> Task instructions
Print the part of the text on nursing preceptorship starting at "There is a significant" and ending at "Wilkes, & Luck, 2009).", word for word.

:: Source document ::

As a result of government directives, in 1988 nursing education moved from hospital-based programmes into the tertiary setting (Ryan-Nicholls, 2004). Instead of student nurses learning primarily within hospital settings, they now acquire knowledge in both tertiary education and clinical settings. Nursing students are placed with experienced registered nurses (preceptors) who provide supervision and instruction within the clinical environment (McLeland & Williams, 2002). Despite the frequency with which preceptors work with student nurses in New Zealand, there has been limited research here on preceptorship in the nursing context, especially in relation to hospitals outside of the main centres. This research therefore sought to answer the research question 'What is the experience of being a preceptor in a small provincial hospital in New Zealand?'
A Broad Perspective.
There is a significant body of international literature related to preceptorship. The most positive aspects of being a preceptor have been identified as assisting the student to develop personally and achieve professional goals within the placement, and being able to share and increase their own knowledge (Hyrkas & Shoemaker, 2007). Many preceptors believe it to be their professional duty to nurture and support nursing students (Mannix, Wilkes, & Luck, 2009).

:::
:: Information given ::

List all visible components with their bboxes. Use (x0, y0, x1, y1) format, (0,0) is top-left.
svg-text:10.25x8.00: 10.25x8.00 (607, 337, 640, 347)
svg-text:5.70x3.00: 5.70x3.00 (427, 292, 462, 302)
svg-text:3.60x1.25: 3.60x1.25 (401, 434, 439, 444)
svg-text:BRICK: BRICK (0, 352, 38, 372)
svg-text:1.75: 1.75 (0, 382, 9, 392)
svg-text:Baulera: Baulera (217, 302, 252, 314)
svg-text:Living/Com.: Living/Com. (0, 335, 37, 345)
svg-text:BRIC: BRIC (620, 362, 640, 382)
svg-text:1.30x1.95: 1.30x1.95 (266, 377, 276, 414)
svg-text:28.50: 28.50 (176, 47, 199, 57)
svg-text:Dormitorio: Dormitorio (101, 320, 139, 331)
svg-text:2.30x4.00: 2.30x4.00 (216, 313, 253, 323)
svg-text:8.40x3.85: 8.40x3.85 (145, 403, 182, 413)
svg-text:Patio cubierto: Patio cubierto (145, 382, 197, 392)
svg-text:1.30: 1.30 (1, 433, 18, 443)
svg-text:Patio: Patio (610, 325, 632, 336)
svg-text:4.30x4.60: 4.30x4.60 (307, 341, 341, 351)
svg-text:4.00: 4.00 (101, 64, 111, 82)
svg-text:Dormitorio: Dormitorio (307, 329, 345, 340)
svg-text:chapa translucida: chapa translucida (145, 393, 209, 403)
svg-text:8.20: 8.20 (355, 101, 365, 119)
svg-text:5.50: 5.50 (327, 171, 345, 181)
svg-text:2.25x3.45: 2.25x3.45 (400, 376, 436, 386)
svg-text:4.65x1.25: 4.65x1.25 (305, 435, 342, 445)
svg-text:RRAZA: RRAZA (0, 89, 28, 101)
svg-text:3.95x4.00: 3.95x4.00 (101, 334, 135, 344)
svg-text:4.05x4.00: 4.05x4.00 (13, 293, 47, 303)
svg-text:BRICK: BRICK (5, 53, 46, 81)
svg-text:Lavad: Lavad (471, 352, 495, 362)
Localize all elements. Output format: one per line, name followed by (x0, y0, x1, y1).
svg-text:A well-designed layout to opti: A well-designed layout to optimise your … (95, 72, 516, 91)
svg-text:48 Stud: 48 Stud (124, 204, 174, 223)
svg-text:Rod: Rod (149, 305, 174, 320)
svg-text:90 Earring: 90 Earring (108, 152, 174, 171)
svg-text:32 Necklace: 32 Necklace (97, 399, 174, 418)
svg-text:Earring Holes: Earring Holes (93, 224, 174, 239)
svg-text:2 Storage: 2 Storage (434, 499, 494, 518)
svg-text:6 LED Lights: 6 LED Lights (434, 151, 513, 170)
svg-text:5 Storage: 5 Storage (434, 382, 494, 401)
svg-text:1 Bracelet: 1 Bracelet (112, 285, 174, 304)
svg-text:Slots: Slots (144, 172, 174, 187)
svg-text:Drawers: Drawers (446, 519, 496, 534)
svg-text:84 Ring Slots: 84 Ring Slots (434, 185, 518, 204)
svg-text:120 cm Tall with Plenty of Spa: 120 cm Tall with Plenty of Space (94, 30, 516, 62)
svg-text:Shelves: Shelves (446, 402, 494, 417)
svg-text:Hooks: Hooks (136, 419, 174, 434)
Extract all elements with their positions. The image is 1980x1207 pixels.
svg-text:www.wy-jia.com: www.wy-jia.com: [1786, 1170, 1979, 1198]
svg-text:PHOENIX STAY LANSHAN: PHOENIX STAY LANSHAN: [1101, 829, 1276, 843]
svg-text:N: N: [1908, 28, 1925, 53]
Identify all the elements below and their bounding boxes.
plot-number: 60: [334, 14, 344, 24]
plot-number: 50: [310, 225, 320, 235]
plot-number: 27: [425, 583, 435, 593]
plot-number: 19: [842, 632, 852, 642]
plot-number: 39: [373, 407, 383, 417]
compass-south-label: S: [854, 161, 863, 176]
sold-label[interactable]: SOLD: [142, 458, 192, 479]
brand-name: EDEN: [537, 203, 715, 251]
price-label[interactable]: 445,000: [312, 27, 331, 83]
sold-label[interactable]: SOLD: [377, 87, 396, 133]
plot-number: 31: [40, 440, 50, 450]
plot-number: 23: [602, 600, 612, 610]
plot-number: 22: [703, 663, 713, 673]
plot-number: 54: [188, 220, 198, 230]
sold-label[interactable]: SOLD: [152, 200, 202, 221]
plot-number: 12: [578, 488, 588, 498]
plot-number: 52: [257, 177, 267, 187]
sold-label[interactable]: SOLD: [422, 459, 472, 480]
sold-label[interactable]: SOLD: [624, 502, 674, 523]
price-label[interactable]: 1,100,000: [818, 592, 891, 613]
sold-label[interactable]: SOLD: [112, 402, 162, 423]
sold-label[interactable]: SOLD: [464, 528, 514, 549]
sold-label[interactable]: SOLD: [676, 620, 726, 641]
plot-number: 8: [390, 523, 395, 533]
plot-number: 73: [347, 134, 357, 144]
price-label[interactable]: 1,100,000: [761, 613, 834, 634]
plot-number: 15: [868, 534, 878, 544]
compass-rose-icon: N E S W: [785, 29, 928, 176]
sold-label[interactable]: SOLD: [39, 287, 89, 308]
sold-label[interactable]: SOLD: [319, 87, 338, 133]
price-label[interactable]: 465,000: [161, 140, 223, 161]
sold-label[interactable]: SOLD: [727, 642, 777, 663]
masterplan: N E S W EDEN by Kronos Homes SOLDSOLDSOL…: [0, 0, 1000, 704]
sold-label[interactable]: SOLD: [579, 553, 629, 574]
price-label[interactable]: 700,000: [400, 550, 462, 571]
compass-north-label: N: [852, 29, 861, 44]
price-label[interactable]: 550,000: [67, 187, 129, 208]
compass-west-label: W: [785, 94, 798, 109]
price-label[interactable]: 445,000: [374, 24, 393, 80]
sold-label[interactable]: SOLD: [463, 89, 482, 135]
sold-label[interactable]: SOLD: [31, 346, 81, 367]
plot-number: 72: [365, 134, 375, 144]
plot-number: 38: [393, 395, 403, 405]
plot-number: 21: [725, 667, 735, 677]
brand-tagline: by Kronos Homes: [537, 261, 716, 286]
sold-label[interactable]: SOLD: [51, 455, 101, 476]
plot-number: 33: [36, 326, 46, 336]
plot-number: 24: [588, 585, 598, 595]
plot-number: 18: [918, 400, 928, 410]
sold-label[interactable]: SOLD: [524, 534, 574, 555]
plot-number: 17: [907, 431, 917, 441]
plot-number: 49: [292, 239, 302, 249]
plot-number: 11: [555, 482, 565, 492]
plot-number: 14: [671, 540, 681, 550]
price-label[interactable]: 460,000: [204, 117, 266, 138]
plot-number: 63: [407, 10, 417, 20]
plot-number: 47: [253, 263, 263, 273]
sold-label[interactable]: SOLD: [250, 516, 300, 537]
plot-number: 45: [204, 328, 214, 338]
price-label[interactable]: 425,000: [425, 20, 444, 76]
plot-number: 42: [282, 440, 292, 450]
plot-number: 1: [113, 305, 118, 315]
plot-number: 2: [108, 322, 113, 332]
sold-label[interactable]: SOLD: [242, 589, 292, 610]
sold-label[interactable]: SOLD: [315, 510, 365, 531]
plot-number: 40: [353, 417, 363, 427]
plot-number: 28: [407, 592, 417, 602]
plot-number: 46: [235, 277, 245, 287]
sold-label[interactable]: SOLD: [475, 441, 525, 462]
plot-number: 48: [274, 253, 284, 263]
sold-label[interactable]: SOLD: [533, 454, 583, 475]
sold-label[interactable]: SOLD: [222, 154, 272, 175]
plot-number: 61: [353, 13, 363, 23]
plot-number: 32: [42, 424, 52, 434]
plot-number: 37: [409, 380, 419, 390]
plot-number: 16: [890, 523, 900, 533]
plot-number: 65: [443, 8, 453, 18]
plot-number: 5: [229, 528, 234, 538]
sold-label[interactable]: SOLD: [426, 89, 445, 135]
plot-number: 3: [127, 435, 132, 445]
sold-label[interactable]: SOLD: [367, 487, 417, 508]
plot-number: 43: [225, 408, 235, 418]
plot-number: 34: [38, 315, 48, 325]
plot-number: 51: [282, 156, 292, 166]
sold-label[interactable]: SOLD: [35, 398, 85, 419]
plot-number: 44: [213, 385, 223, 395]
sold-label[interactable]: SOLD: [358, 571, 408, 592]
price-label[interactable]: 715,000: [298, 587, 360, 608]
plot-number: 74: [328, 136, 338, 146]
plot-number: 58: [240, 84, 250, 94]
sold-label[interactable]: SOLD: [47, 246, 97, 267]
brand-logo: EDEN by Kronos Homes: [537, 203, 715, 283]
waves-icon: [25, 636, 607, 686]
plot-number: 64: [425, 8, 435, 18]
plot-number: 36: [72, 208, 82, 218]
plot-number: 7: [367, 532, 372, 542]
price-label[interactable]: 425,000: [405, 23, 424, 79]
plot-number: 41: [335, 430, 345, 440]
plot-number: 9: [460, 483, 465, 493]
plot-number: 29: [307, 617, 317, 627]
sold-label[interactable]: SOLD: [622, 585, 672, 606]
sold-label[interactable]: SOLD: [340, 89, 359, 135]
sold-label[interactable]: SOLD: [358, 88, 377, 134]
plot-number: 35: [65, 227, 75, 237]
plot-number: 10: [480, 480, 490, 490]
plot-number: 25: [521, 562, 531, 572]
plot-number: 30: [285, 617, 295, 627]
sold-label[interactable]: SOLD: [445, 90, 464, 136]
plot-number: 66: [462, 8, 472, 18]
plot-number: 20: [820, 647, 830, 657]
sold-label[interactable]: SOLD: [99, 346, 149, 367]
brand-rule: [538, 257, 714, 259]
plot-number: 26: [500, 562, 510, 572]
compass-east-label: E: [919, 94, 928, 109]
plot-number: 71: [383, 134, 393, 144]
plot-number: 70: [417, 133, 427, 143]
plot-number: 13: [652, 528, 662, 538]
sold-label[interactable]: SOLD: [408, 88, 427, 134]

:::

> Response to the exercise
There is a significant body of international literature related to preceptorship. The most positive aspects of being a preceptor have been identified as assisting the student to develop personally and achieve professional goals within the placement, and being able to share and increase their own knowledge (Hyrkas & Shoemaker, 2007). Many preceptors believe it to be their professional duty to nurture and support nursing students (Mannix, Wilkes, & Luck, 2009).